■ SET EXERCISE: Quote the passage below about Google's Whitechapel chip, from "Just as the" to "with Google’s effort.", inclusive.

■ PASSAGE GIVEN:

::::

Last week, a sketchy rumor surfaced on the web suggesting that Google had collaborated with Samsung to build its own silicon — presumably for future Pixel devices. Now, a report from Axios corroborates some of those details, adding that the chip, codenamed ‘whitechapel’, could appear in Google’s flagship smartphones as soon as next year and, eventually, Chromebooks.

Just as the previous rumblings suggested, the chip was apparently designed in cooperation with Samsung, and Axios sources say Google received early versions of the chip in recent weeks.

The chip, code-named Whitechapel, was designed in cooperation with Samsung, whose state-of-the-art 5-nanometer technology would be used to manufacture the chips, according to a source familiar with Google’s effort.

::::

■ DATASET EXTRACT:
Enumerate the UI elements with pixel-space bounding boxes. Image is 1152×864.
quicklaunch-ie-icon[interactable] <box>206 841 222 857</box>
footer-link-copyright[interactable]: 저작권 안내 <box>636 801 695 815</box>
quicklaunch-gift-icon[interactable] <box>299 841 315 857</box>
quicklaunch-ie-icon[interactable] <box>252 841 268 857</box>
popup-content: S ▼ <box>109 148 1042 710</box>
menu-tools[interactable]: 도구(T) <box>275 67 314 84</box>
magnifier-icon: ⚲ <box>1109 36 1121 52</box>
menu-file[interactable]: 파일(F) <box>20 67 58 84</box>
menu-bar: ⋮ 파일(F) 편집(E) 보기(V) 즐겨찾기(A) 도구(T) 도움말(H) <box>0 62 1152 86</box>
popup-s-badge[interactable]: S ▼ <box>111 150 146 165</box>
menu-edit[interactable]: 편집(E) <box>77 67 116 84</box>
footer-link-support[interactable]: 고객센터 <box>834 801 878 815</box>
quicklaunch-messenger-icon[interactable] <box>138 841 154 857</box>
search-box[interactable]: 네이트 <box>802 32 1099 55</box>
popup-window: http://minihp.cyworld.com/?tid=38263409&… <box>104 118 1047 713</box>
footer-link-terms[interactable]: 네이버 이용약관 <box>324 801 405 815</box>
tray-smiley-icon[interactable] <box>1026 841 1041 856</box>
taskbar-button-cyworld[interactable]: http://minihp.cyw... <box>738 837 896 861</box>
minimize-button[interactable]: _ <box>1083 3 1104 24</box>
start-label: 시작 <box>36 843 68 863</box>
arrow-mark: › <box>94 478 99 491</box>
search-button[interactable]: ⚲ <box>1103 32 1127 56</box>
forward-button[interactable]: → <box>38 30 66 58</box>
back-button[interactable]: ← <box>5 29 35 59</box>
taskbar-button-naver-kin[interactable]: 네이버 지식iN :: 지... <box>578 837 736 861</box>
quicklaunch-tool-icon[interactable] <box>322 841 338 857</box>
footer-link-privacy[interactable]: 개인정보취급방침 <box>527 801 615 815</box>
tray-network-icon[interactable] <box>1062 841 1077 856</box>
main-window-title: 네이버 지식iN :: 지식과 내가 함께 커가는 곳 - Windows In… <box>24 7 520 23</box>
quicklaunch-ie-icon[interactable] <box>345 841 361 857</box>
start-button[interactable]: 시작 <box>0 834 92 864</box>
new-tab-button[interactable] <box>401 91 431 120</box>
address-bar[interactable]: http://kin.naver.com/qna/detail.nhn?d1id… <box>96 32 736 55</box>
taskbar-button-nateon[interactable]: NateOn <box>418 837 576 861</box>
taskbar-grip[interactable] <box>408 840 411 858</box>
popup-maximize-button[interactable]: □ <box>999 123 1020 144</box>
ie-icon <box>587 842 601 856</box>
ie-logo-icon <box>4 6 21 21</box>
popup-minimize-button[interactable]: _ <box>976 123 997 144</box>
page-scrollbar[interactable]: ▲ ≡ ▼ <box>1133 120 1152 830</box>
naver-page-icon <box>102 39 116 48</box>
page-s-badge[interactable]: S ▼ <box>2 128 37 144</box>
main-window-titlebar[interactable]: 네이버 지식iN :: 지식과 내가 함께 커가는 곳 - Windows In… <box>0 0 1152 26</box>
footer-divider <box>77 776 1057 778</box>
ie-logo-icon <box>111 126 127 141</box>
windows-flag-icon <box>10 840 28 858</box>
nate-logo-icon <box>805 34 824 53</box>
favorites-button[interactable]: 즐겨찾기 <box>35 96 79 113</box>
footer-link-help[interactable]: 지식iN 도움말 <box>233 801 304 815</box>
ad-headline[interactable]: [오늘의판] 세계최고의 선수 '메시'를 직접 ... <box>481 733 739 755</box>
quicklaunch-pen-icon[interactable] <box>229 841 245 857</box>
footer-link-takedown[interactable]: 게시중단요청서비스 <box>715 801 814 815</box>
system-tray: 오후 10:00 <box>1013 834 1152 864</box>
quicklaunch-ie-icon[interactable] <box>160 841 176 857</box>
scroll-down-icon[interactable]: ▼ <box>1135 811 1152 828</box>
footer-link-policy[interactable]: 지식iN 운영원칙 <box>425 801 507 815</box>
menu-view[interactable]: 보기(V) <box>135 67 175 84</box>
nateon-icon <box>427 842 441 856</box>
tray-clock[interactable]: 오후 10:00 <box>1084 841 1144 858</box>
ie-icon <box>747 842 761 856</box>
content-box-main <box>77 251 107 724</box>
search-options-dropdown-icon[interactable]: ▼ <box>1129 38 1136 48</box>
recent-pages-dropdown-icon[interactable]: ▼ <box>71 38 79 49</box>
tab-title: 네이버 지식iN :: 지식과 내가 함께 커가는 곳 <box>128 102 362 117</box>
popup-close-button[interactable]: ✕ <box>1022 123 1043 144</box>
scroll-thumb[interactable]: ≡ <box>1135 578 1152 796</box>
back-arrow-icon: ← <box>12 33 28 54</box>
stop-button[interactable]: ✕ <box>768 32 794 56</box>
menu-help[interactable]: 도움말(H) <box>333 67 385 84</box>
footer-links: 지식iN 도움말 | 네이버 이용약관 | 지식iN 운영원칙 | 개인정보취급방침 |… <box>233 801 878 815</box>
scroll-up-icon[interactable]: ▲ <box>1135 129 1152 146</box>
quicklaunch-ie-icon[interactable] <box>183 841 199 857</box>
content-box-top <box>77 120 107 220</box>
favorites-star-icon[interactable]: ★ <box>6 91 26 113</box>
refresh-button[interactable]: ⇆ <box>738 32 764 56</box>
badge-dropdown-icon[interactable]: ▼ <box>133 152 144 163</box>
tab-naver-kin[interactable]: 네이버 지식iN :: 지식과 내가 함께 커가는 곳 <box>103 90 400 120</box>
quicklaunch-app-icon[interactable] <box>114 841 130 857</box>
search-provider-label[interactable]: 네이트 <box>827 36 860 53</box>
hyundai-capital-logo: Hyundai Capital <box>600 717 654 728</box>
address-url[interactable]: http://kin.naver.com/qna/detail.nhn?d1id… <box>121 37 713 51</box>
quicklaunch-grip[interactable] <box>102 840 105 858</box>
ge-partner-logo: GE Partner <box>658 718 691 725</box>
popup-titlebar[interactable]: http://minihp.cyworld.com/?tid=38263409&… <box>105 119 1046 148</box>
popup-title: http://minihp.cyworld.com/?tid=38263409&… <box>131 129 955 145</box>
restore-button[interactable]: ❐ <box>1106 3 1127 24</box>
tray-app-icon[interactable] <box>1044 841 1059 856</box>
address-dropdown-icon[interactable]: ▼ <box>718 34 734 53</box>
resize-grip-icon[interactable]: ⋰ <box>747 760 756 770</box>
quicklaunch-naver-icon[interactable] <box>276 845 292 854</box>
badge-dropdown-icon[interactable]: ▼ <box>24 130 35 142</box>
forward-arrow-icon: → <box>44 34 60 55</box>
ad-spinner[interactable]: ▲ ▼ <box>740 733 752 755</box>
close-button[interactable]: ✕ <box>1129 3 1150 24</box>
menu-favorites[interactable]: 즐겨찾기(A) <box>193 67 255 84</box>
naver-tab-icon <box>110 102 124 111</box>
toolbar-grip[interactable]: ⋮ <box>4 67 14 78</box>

::::

■ RESPONSE TO THIS EXERCISE:
Just as the previous rumblings suggested, the chip was apparently designed in cooperation with Samsung, and Axios sources say Google received early versions of the chip in recent weeks.

The chip, code-named Whitechapel, was designed in cooperation with Samsung, whose state-of-the-art 5-nanometer technology would be used to manufacture the chips, according to a source familiar with Google’s effort.